### RECORDED INFORMATION ###

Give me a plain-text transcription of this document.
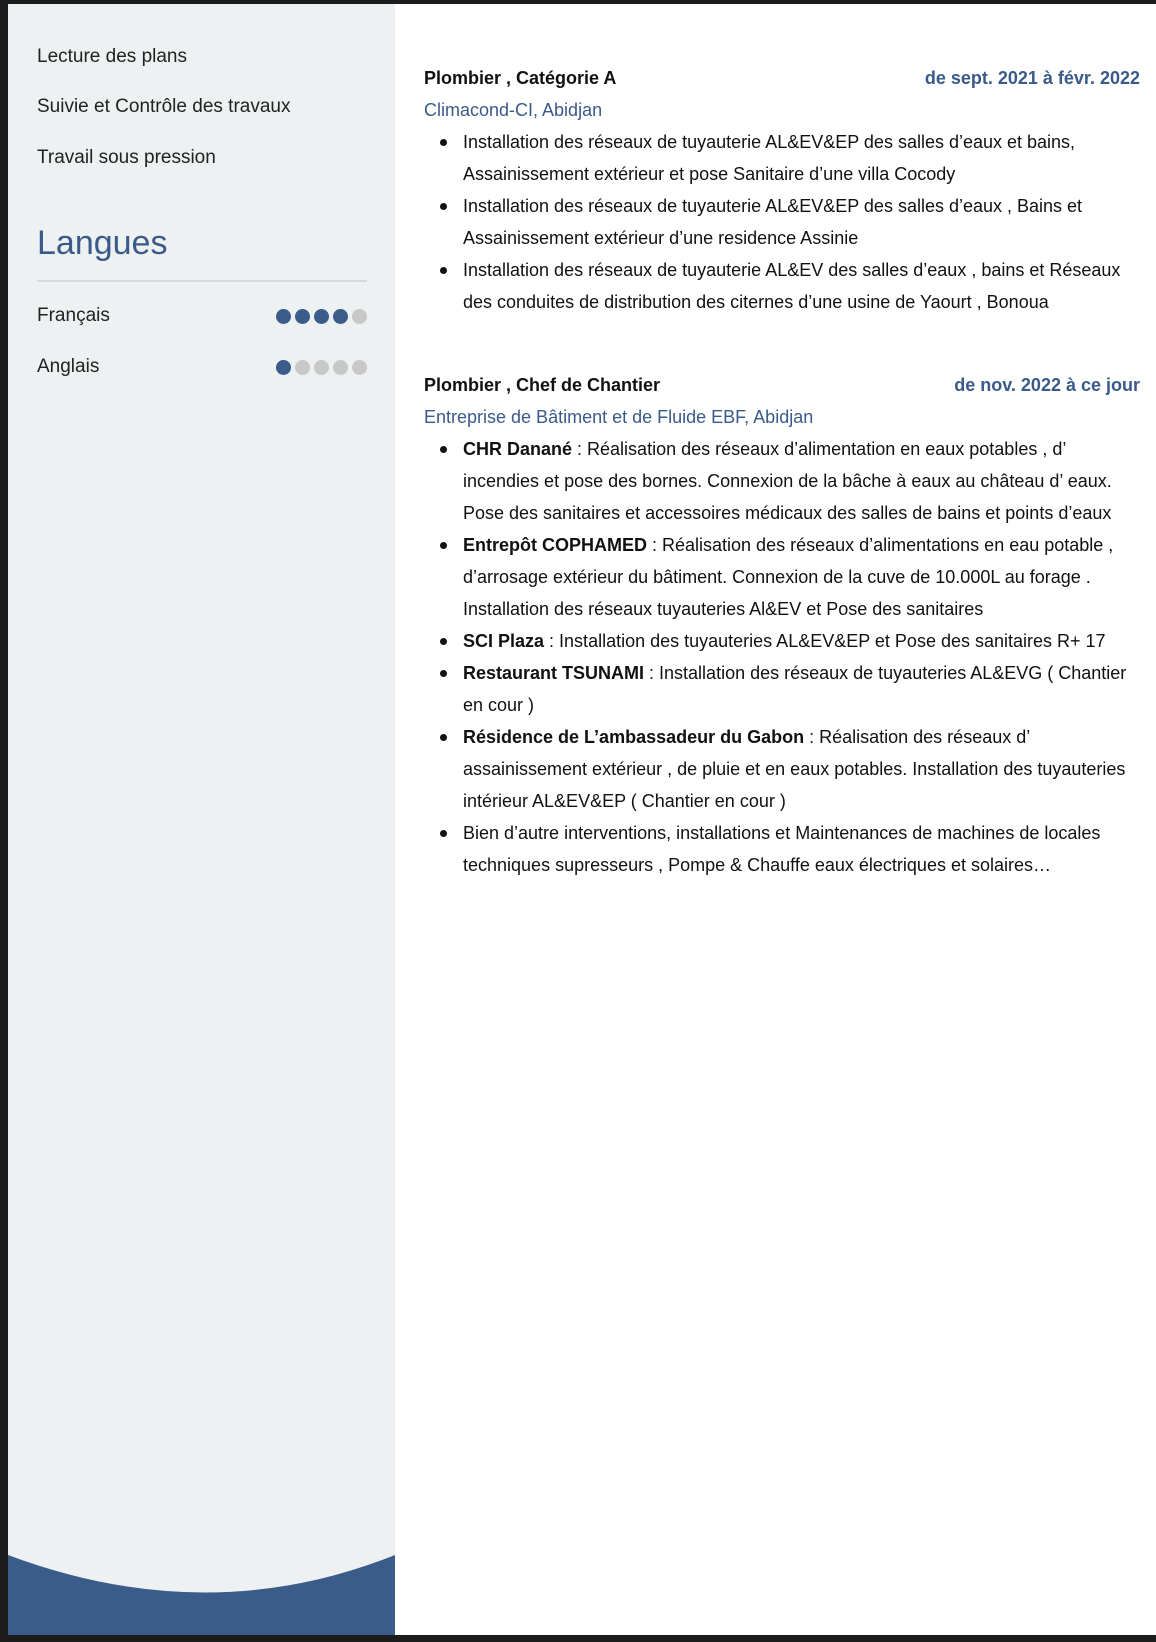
Lecture des plans
Suivie et Contrôle des travaux
Travail sous pression
Langues
Français
Anglais
Plombier , Catégorie A	de sept. 2021 à févr. 2022
Climacond-CI, Abidjan
Installation des réseaux de tuyauterie AL&EV&EP des salles d’eaux et bains, Assainissement extérieur et pose Sanitaire d’une villa Cocody
Installation des réseaux de tuyauterie AL&EV&EP des salles d’eaux , Bains et Assainissement extérieur d’une residence Assinie
Installation des réseaux de tuyauterie AL&EV des salles d’eaux , bains et Réseaux des conduites de distribution des citernes d’une usine de Yaourt , Bonoua
Plombier , Chef de Chantier	de nov. 2022 à ce jour
Entreprise de Bâtiment et de Fluide EBF, Abidjan
CHR Danané : Réalisation des réseaux d’alimentation en eaux potables , d’ incendies et pose des bornes. Connexion de la bâche à eaux au château d’ eaux. Pose des sanitaires et accessoires médicaux des salles de bains et points d’eaux
Entrepôt COPHAMED : Réalisation des réseaux d’alimentations en eau potable , d’arrosage extérieur du bâtiment. Connexion de la cuve de 10.000L au forage . Installation des réseaux tuyauteries Al&EV et Pose des sanitaires
SCI Plaza : Installation des tuyauteries AL&EV&EP et Pose des sanitaires R+ 17
Restaurant TSUNAMI : Installation des réseaux de tuyauteries AL&EVG ( Chantier en cour )
Résidence de L’ambassadeur du Gabon : Réalisation des réseaux d’ assainissement extérieur , de pluie et en eaux potables. Installation des tuyauteries intérieur AL&EV&EP ( Chantier en cour )
Bien d’autre interventions, installations et Maintenances de machines de locales techniques supresseurs , Pompe & Chauffe eaux électriques et solaires…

###

» EXERCISE OBJECTIVE:
Give an exact reproduction of every line, leaving out any picture.

» RIGHT ANSWER:
Give me a plain-text transcription of this document.
Lecture des plans
Suivie et Contrôle des travaux
Travail sous pression
Langues
Français
Anglais
Plombier , Catégorie A	de sept. 2021 à févr. 2022
Climacond-CI, Abidjan
Installation des réseaux de tuyauterie AL&EV&EP des salles d’eaux et bains, Assainissement extérieur et pose Sanitaire d’une villa Cocody
Installation des réseaux de tuyauterie AL&EV&EP des salles d’eaux , Bains et Assainissement extérieur d’une residence Assinie
Installation des réseaux de tuyauterie AL&EV des salles d’eaux , bains et Réseaux des conduites de distribution des citernes d’une usine de Yaourt , Bonoua
Plombier , Chef de Chantier	de nov. 2022 à ce jour
Entreprise de Bâtiment et de Fluide EBF, Abidjan
CHR Danané : Réalisation des réseaux d’alimentation en eaux potables , d’ incendies et pose des bornes. Connexion de la bâche à eaux au château d’ eaux. Pose des sanitaires et accessoires médicaux des salles de bains et points d’eaux
Entrepôt COPHAMED : Réalisation des réseaux d’alimentations en eau potable , d’arrosage extérieur du bâtiment. Connexion de la cuve de 10.000L au forage . Installation des réseaux tuyauteries Al&EV et Pose des sanitaires
SCI Plaza : Installation des tuyauteries AL&EV&EP et Pose des sanitaires R+ 17
Restaurant TSUNAMI : Installation des réseaux de tuyauteries AL&EVG ( Chantier en cour )
Résidence de L’ambassadeur du Gabon : Réalisation des réseaux d’ assainissement extérieur , de pluie et en eaux potables. Installation des tuyauteries intérieur AL&EV&EP ( Chantier en cour )
Bien d’autre interventions, installations et Maintenances de machines de locales techniques supresseurs , Pompe & Chauffe eaux électriques et solaires…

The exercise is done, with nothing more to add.